Exercise prompt – Could every line of the data be printed exactly as it reads?

-- start Provided data --

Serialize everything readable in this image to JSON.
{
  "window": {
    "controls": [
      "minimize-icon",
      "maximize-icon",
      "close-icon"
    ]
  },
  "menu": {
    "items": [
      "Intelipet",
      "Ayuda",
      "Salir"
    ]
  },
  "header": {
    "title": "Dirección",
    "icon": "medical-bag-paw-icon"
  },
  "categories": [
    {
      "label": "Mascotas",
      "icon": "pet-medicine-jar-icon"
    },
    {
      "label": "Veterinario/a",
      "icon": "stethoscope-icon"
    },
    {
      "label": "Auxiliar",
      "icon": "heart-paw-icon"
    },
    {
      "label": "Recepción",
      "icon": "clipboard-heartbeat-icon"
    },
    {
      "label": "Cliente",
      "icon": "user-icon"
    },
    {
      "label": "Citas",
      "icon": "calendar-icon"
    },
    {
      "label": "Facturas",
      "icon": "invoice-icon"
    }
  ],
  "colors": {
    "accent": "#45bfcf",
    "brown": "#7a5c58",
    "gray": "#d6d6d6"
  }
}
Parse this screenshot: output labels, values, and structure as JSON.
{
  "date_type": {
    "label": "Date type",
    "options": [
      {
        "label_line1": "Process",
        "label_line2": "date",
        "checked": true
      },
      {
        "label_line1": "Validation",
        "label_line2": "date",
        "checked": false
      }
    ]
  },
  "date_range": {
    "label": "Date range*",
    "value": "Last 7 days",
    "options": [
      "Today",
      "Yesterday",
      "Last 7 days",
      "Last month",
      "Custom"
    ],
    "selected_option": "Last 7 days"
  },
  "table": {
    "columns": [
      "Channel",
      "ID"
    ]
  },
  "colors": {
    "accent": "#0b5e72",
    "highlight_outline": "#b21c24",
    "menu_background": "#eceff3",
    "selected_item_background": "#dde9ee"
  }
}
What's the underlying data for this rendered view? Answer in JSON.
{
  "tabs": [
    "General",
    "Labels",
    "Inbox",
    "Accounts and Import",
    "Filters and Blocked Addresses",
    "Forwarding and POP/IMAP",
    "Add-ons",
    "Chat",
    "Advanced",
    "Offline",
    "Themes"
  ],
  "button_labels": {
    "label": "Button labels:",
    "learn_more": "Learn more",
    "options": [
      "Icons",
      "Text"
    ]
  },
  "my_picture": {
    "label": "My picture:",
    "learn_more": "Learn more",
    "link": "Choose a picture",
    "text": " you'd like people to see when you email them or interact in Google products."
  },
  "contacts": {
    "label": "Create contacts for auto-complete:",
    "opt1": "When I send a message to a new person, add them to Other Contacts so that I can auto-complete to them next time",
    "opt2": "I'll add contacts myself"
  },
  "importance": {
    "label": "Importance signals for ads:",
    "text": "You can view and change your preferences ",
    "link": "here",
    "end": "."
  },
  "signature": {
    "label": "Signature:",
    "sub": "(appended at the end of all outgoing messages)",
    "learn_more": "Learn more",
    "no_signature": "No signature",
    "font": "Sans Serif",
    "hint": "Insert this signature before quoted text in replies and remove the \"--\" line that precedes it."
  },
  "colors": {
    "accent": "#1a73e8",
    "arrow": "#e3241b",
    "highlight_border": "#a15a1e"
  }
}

-- end Provided data --

Solution for this exercise –
Serialize everything readable in this image to JSON.
{
  "window": {
    "controls": [
      "minimize-icon",
      "maximize-icon",
      "close-icon"
    ]
  },
  "menu": {
    "items": [
      "Intelipet",
      "Ayuda",
      "Salir"
    ]
  },
  "header": {
    "title": "Dirección",
    "icon": "medical-bag-paw-icon"
  },
  "categories": [
    {
      "label": "Mascotas",
      "icon": "pet-medicine-jar-icon"
    },
    {
      "label": "Veterinario/a",
      "icon": "stethoscope-icon"
    },
    {
      "label": "Auxiliar",
      "icon": "heart-paw-icon"
    },
    {
      "label": "Recepción",
      "icon": "clipboard-heartbeat-icon"
    },
    {
      "label": "Cliente",
      "icon": "user-icon"
    },
    {
      "label": "Citas",
      "icon": "calendar-icon"
    },
    {
      "label": "Facturas",
      "icon": "invoice-icon"
    }
  ],
  "colors": {
    "accent": "#45bfcf",
    "brown": "#7a5c58",
    "gray": "#d6d6d6"
  }
}
Parse this screenshot: output labels, values, and structure as JSON.
{
  "date_type": {
    "label": "Date type",
    "options": [
      {
        "label_line1": "Process",
        "label_line2": "date",
        "checked": true
      },
      {
        "label_line1": "Validation",
        "label_line2": "date",
        "checked": false
      }
    ]
  },
  "date_range": {
    "label": "Date range*",
    "value": "Last 7 days",
    "options": [
      "Today",
      "Yesterday",
      "Last 7 days",
      "Last month",
      "Custom"
    ],
    "selected_option": "Last 7 days"
  },
  "table": {
    "columns": [
      "Channel",
      "ID"
    ]
  },
  "colors": {
    "accent": "#0b5e72",
    "highlight_outline": "#b21c24",
    "menu_background": "#eceff3",
    "selected_item_background": "#dde9ee"
  }
}
What's the underlying data for this rendered view? Answer in JSON.
{
  "tabs": [
    "General",
    "Labels",
    "Inbox",
    "Accounts and Import",
    "Filters and Blocked Addresses",
    "Forwarding and POP/IMAP",
    "Add-ons",
    "Chat",
    "Advanced",
    "Offline",
    "Themes"
  ],
  "button_labels": {
    "label": "Button labels:",
    "learn_more": "Learn more",
    "options": [
      "Icons",
      "Text"
    ]
  },
  "my_picture": {
    "label": "My picture:",
    "learn_more": "Learn more",
    "link": "Choose a picture",
    "text": " you'd like people to see when you email them or interact in Google products."
  },
  "contacts": {
    "label": "Create contacts for auto-complete:",
    "opt1": "When I send a message to a new person, add them to Other Contacts so that I can auto-complete to them next time",
    "opt2": "I'll add contacts myself"
  },
  "importance": {
    "label": "Importance signals for ads:",
    "text": "You can view and change your preferences ",
    "link": "here",
    "end": "."
  },
  "signature": {
    "label": "Signature:",
    "sub": "(appended at the end of all outgoing messages)",
    "learn_more": "Learn more",
    "no_signature": "No signature",
    "font": "Sans Serif",
    "hint": "Insert this signature before quoted text in replies and remove the \"--\" line that precedes it."
  },
  "colors": {
    "accent": "#1a73e8",
    "arrow": "#e3241b",
    "highlight_border": "#a15a1e"
  }
}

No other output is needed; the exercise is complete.